__EXERCISE DESCRIPTION__. Present the following data again exactly as it is shown.

__SOURCE RECORDS__.
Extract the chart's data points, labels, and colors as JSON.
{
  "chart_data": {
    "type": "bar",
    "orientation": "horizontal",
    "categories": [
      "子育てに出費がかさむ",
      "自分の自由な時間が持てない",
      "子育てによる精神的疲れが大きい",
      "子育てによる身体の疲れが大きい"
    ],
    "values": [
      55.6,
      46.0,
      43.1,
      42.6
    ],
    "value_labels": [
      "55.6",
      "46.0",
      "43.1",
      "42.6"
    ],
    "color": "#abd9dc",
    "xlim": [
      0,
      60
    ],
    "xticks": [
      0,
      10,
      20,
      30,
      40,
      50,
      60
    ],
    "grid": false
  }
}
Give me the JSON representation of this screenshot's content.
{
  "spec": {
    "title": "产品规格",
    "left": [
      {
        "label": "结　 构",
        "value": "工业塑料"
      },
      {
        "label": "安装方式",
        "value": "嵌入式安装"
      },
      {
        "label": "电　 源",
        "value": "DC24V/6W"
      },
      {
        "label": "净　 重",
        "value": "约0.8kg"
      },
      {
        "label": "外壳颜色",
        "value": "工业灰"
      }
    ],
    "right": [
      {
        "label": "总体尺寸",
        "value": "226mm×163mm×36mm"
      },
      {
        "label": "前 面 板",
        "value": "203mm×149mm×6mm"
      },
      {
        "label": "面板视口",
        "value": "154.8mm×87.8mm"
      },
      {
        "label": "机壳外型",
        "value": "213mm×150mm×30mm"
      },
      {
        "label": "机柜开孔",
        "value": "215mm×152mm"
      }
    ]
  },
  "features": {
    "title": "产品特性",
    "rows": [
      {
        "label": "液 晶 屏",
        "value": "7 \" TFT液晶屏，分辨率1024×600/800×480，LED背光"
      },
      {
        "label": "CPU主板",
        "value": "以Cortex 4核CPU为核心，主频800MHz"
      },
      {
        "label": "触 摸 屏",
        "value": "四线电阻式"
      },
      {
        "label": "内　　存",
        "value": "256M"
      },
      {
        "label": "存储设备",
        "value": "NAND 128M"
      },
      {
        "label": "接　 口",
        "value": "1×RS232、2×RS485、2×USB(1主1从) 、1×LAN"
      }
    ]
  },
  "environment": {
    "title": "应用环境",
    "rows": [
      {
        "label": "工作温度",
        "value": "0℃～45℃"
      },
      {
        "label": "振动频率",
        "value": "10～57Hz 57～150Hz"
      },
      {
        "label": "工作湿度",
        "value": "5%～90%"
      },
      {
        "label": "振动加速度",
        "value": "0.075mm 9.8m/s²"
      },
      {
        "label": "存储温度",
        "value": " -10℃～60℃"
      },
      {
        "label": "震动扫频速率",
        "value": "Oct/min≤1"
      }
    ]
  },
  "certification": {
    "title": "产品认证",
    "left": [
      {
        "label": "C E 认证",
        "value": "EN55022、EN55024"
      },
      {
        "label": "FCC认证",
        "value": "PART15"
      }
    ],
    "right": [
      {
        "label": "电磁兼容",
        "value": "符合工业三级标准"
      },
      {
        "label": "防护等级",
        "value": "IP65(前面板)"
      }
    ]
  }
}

__WRITTEN ANSWER__.
Extract the chart's data points, labels, and colors as JSON.
{
  "chart_data": {
    "type": "bar",
    "orientation": "horizontal",
    "categories": [
      "子育てに出費がかさむ",
      "自分の自由な時間が持てない",
      "子育てによる精神的疲れが大きい",
      "子育てによる身体の疲れが大きい"
    ],
    "values": [
      55.6,
      46.0,
      43.1,
      42.6
    ],
    "value_labels": [
      "55.6",
      "46.0",
      "43.1",
      "42.6"
    ],
    "color": "#abd9dc",
    "xlim": [
      0,
      60
    ],
    "xticks": [
      0,
      10,
      20,
      30,
      40,
      50,
      60
    ],
    "grid": false
  }
}
Give me the JSON representation of this screenshot's content.
{
  "spec": {
    "title": "产品规格",
    "left": [
      {
        "label": "结　 构",
        "value": "工业塑料"
      },
      {
        "label": "安装方式",
        "value": "嵌入式安装"
      },
      {
        "label": "电　 源",
        "value": "DC24V/6W"
      },
      {
        "label": "净　 重",
        "value": "约0.8kg"
      },
      {
        "label": "外壳颜色",
        "value": "工业灰"
      }
    ],
    "right": [
      {
        "label": "总体尺寸",
        "value": "226mm×163mm×36mm"
      },
      {
        "label": "前 面 板",
        "value": "203mm×149mm×6mm"
      },
      {
        "label": "面板视口",
        "value": "154.8mm×87.8mm"
      },
      {
        "label": "机壳外型",
        "value": "213mm×150mm×30mm"
      },
      {
        "label": "机柜开孔",
        "value": "215mm×152mm"
      }
    ]
  },
  "features": {
    "title": "产品特性",
    "rows": [
      {
        "label": "液 晶 屏",
        "value": "7 \" TFT液晶屏，分辨率1024×600/800×480，LED背光"
      },
      {
        "label": "CPU主板",
        "value": "以Cortex 4核CPU为核心，主频800MHz"
      },
      {
        "label": "触 摸 屏",
        "value": "四线电阻式"
      },
      {
        "label": "内　　存",
        "value": "256M"
      },
      {
        "label": "存储设备",
        "value": "NAND 128M"
      },
      {
        "label": "接　 口",
        "value": "1×RS232、2×RS485、2×USB(1主1从) 、1×LAN"
      }
    ]
  },
  "environment": {
    "title": "应用环境",
    "rows": [
      {
        "label": "工作温度",
        "value": "0℃～45℃"
      },
      {
        "label": "振动频率",
        "value": "10～57Hz 57～150Hz"
      },
      {
        "label": "工作湿度",
        "value": "5%～90%"
      },
      {
        "label": "振动加速度",
        "value": "0.075mm 9.8m/s²"
      },
      {
        "label": "存储温度",
        "value": " -10℃～60℃"
      },
      {
        "label": "震动扫频速率",
        "value": "Oct/min≤1"
      }
    ]
  },
  "certification": {
    "title": "产品认证",
    "left": [
      {
        "label": "C E 认证",
        "value": "EN55022、EN55024"
      },
      {
        "label": "FCC认证",
        "value": "PART15"
      }
    ],
    "right": [
      {
        "label": "电磁兼容",
        "value": "符合工业三级标准"
      },
      {
        "label": "防护等级",
        "value": "IP65(前面板)"
      }
    ]
  }
}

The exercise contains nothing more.